> What is expected
Determine the number of lines holding the word "puedes"; answer with that number only.
_____
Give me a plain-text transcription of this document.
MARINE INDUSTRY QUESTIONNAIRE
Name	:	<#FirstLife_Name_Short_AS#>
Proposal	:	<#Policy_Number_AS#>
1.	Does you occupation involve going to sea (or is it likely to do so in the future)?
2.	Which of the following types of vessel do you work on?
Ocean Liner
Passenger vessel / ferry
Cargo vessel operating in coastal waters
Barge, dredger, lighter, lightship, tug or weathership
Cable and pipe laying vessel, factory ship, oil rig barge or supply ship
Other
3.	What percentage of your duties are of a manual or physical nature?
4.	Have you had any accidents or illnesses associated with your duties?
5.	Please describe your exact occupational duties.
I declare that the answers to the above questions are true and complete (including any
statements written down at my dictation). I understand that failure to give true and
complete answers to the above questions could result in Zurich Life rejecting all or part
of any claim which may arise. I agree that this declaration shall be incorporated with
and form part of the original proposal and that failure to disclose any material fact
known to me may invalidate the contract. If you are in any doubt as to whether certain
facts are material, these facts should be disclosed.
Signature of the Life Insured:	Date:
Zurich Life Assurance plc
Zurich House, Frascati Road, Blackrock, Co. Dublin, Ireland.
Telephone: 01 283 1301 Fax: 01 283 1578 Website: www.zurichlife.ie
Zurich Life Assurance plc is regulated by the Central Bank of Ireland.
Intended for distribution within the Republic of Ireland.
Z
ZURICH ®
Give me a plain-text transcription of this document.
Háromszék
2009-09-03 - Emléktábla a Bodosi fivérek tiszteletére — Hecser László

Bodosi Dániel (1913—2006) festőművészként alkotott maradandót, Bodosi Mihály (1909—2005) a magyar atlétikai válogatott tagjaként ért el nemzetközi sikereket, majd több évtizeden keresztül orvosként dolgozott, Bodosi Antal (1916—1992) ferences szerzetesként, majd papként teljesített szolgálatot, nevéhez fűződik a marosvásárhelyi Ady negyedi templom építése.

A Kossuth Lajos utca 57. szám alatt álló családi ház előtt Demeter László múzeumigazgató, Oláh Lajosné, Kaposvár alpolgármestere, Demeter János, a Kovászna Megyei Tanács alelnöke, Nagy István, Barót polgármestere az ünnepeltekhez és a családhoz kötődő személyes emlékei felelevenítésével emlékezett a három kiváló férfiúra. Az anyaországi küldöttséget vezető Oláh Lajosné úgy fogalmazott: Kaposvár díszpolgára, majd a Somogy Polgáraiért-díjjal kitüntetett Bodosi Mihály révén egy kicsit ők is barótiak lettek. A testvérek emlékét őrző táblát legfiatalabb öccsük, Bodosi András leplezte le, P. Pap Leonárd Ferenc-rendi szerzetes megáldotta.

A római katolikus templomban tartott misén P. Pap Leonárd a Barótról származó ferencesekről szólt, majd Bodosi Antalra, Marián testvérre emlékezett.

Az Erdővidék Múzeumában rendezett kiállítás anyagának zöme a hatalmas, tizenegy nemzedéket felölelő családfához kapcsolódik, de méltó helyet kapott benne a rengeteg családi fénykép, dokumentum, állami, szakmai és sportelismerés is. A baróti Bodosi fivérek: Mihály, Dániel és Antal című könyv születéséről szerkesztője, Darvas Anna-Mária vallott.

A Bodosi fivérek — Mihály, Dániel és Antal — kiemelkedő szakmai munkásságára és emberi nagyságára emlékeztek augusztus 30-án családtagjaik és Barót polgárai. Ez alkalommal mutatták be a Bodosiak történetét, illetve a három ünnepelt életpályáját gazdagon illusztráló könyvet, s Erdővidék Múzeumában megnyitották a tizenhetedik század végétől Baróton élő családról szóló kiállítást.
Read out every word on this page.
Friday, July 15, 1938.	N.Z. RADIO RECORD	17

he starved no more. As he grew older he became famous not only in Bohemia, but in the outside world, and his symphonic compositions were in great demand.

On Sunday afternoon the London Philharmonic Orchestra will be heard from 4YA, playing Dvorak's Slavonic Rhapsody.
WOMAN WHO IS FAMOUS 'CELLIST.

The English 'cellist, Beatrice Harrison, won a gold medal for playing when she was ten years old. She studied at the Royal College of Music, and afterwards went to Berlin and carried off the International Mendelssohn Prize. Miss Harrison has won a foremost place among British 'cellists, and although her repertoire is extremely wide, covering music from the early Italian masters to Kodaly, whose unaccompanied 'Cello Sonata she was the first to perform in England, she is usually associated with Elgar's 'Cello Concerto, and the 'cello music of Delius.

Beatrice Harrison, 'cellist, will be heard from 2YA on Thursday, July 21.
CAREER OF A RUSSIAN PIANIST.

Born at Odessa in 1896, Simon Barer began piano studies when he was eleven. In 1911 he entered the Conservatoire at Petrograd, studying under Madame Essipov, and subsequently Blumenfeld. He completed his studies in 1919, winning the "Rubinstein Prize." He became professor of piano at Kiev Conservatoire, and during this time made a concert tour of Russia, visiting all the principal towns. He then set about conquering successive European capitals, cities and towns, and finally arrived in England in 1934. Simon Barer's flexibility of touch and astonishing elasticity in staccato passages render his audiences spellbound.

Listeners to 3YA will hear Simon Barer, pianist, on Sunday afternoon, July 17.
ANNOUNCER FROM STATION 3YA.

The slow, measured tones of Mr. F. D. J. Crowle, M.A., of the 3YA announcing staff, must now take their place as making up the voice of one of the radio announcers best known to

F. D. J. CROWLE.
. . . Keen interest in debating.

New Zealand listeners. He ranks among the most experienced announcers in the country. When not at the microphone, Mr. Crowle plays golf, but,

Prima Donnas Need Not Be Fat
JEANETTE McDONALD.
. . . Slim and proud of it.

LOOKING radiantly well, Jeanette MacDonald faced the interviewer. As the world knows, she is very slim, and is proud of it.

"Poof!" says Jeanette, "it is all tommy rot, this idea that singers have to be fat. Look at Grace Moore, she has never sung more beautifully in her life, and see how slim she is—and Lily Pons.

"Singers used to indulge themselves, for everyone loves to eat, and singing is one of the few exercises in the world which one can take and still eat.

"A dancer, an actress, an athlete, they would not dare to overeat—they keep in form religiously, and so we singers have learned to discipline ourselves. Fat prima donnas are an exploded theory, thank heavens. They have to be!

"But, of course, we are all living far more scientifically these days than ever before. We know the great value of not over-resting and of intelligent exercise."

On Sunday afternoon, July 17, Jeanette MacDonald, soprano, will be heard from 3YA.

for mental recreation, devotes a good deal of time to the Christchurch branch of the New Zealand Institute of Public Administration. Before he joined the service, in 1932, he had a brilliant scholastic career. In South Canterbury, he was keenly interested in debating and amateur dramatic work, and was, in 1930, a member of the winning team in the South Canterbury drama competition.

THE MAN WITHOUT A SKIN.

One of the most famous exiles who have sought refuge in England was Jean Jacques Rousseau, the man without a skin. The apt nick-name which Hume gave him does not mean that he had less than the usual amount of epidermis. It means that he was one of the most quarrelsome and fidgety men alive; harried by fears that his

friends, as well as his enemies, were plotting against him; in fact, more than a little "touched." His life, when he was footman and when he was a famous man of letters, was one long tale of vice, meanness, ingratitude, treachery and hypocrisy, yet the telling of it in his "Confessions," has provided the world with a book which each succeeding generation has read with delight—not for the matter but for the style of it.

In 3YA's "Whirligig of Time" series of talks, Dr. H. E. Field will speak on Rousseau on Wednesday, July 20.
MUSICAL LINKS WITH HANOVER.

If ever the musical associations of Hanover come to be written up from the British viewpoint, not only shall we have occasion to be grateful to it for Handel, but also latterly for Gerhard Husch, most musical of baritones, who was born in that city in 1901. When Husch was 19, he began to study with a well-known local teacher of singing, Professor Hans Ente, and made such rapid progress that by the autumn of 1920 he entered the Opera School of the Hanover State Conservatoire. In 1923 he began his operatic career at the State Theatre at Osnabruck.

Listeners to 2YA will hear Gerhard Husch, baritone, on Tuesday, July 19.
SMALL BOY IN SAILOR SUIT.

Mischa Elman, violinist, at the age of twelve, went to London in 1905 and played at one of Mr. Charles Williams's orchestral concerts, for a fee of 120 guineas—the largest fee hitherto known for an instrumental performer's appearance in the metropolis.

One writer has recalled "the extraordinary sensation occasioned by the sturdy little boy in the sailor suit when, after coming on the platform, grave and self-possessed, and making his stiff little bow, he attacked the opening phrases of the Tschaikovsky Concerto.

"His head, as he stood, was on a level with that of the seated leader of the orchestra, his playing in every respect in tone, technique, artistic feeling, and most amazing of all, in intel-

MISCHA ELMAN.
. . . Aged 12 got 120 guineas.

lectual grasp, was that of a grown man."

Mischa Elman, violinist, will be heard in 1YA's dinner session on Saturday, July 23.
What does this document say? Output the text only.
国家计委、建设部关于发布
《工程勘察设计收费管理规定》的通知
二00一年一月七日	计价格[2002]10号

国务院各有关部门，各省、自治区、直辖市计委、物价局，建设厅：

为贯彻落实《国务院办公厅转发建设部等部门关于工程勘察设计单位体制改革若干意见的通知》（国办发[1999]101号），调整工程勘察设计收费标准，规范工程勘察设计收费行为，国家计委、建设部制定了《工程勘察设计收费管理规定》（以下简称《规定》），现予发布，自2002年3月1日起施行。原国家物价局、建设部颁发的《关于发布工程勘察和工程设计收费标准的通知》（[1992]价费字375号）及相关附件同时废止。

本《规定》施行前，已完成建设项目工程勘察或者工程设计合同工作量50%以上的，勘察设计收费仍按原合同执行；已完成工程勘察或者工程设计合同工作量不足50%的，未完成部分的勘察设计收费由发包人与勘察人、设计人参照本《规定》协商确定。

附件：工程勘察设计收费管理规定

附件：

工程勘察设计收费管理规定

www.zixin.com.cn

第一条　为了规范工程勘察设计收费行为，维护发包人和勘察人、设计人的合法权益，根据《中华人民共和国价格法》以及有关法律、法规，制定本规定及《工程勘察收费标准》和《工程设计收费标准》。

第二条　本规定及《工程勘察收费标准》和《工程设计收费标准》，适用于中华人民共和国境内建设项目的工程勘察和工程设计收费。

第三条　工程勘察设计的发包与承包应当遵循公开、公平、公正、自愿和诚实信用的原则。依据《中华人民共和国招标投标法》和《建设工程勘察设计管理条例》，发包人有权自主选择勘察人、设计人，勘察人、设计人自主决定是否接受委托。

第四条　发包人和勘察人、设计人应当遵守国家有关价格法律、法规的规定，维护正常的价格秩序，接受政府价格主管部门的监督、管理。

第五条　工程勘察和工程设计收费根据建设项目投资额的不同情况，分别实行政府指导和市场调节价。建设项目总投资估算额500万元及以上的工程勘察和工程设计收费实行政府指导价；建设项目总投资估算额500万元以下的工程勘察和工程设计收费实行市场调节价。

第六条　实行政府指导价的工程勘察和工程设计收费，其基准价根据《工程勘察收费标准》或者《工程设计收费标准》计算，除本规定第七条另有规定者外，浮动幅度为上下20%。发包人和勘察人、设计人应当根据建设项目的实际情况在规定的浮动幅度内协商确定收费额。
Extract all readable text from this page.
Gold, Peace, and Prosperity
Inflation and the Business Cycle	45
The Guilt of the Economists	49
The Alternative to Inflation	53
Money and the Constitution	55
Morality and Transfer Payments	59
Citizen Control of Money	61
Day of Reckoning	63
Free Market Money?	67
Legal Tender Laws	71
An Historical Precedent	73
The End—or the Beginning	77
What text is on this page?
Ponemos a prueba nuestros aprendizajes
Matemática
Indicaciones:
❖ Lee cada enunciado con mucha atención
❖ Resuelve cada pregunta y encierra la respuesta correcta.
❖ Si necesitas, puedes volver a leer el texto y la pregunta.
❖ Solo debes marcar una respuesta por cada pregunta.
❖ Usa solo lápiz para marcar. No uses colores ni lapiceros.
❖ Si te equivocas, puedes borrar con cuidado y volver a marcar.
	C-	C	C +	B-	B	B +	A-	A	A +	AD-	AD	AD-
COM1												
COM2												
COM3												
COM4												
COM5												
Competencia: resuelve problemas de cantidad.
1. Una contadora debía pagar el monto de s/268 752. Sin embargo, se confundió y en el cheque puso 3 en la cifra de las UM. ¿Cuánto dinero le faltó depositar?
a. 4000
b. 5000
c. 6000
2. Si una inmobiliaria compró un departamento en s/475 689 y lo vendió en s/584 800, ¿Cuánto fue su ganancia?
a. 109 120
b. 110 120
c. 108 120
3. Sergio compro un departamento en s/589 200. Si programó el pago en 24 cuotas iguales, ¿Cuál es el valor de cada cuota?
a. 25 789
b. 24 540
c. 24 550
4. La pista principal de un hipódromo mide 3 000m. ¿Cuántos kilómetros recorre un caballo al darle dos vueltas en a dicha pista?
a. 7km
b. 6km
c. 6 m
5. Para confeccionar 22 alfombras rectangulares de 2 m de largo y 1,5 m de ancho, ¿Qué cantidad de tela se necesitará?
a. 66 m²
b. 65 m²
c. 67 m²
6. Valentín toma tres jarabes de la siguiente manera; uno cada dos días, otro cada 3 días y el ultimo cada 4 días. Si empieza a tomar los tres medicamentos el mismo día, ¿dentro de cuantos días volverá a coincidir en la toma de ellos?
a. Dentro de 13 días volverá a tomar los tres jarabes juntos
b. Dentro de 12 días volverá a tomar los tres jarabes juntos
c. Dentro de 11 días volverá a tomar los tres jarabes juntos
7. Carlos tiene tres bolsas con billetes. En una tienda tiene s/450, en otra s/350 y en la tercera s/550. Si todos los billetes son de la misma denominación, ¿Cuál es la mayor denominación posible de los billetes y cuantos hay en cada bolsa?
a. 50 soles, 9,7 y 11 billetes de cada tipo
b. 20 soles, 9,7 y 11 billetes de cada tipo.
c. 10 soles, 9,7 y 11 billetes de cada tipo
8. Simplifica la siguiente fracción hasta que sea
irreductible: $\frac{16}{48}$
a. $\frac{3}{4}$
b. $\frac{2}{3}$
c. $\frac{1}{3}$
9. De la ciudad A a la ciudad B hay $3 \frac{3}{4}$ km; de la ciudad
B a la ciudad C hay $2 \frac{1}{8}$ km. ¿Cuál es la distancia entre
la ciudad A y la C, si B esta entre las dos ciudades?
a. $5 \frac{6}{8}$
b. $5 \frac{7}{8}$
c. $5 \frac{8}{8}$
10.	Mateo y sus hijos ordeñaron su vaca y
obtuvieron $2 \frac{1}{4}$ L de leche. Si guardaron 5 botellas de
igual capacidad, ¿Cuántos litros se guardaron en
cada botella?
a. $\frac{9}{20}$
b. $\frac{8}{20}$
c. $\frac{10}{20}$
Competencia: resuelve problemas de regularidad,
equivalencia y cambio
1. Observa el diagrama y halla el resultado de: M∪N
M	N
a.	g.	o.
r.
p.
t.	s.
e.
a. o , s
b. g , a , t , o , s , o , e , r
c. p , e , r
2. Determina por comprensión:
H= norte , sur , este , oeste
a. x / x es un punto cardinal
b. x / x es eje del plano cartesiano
_____
> Result
2